- _What you will do_:
A) In the piece about a hard decision, how long do the writer and her husband have before they must finalize the changes?
B) Output the piece about a hard decision verbatim, starting at "My husband and" and ending at "more like torn.".

- _Extract to read_:
◇ ◇ ◇ ◇ ◇ ◇ ◇
My husband and I are facing some major life-changing decisions. And I am having a very difficult time making the decisions that need to be made. In fact, I am suffering from significant anxiety-induced stomach trouble – and by stomach, I mean more than just my stomach (catch my drift?). It’s even worse knowing that we have a couple weeks before we must to finalize the changes.
Here’s the really strange part: when praying about it, I get the very distint impression that God is ok with whatever we decide to do. He’s not giving any specific direction – nothing that sounds like “do this” or “don’t do that.” I simply know that whatever we decide, we will be blessed – either way we go, He approves. One would think that this would be freeing, but it leaves me – not confused, more like torn.
I was once advised that when making a major decision between two excellent options – select the best. But, in this situation – there is no clear best. It’s a little frustrating, so my anxiety builds. This I know God would not approve of – the worry, doubt, and apprehension.
◇ ◇ ◇ ◇ ◇ ◇ ◇
- _Record excerpts_:
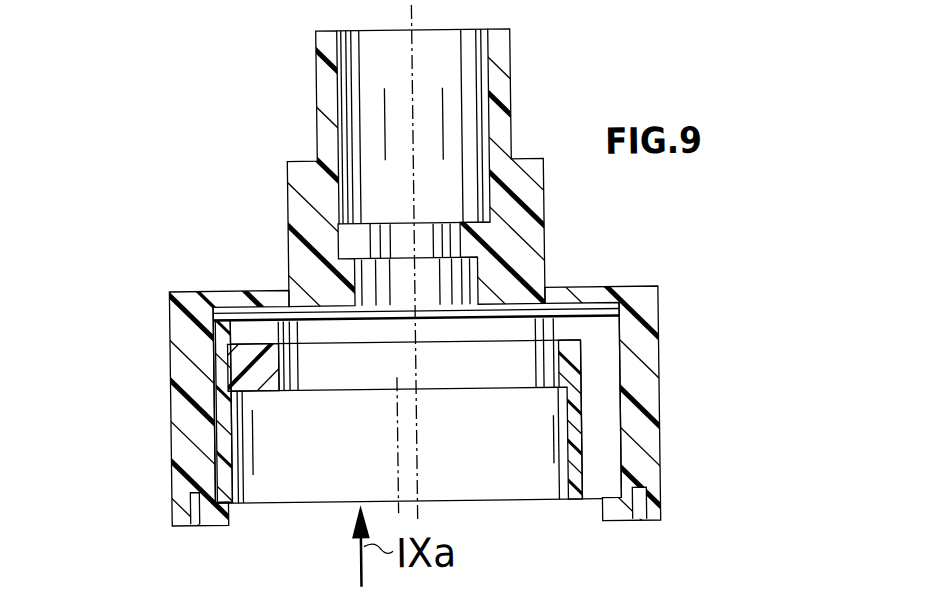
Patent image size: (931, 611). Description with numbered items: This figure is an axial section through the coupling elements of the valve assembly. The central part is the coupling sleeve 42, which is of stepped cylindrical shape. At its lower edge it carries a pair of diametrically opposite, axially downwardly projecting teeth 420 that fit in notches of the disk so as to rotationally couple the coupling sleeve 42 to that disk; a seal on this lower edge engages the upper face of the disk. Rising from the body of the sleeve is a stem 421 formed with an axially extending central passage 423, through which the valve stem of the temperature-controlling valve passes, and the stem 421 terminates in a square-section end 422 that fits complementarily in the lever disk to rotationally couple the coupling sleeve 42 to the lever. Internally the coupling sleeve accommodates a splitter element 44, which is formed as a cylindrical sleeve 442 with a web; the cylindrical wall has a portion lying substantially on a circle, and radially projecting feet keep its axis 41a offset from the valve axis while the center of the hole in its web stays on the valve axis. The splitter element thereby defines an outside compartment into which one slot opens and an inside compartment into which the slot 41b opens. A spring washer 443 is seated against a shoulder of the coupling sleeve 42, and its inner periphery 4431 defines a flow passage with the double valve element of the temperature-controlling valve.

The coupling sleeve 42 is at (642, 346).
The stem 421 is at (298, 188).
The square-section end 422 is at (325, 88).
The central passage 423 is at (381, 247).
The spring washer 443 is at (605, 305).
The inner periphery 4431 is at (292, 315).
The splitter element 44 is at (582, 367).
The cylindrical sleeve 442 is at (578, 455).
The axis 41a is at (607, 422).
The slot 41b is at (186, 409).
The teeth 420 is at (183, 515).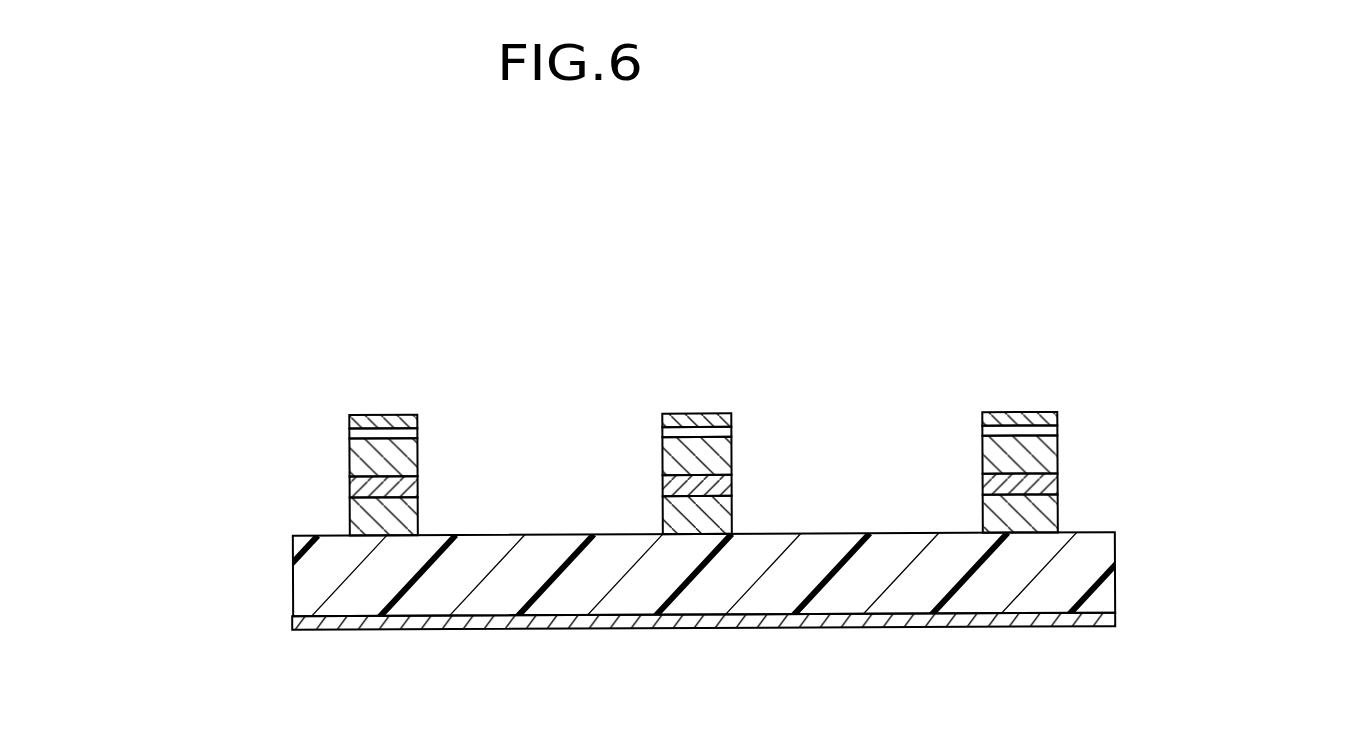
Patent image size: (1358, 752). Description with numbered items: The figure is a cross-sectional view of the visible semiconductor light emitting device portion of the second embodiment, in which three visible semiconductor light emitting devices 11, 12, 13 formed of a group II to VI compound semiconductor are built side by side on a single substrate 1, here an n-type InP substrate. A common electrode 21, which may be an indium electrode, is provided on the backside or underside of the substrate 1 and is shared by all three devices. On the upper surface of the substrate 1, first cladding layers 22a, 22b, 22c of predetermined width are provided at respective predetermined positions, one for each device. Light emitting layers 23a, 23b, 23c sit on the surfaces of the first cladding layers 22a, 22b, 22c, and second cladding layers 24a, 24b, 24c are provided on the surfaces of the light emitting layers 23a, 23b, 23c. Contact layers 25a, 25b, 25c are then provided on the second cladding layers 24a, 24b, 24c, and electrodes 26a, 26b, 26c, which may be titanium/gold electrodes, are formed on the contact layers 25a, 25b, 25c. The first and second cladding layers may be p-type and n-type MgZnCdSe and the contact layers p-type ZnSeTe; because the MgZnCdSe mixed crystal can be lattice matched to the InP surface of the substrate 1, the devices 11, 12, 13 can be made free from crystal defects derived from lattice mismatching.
◇ ◇ ◇ ◇ ◇ ◇ ◇
- _Answers for this exercise_:
A) A couple of weeks.

B)
My husband and I are facing some major life-changing decisions. And I am having a very difficult time making the decisions that need to be made. In fact, I am suffering from significant anxiety-induced stomach trouble – and by stomach, I mean more than just my stomach (catch my drift?). It’s even worse knowing that we have a couple weeks before we must to finalize the changes.
Here’s the really strange part: when praying about it, I get the very distint impression that God is ok with whatever we decide to do. He’s not giving any specific direction – nothing that sounds like “do this” or “don’t do that.” I simply know that whatever we decide, we will be blessed – either way we go, He approves. One would think that this would be freeing, but it leaves me – not confused, more like torn.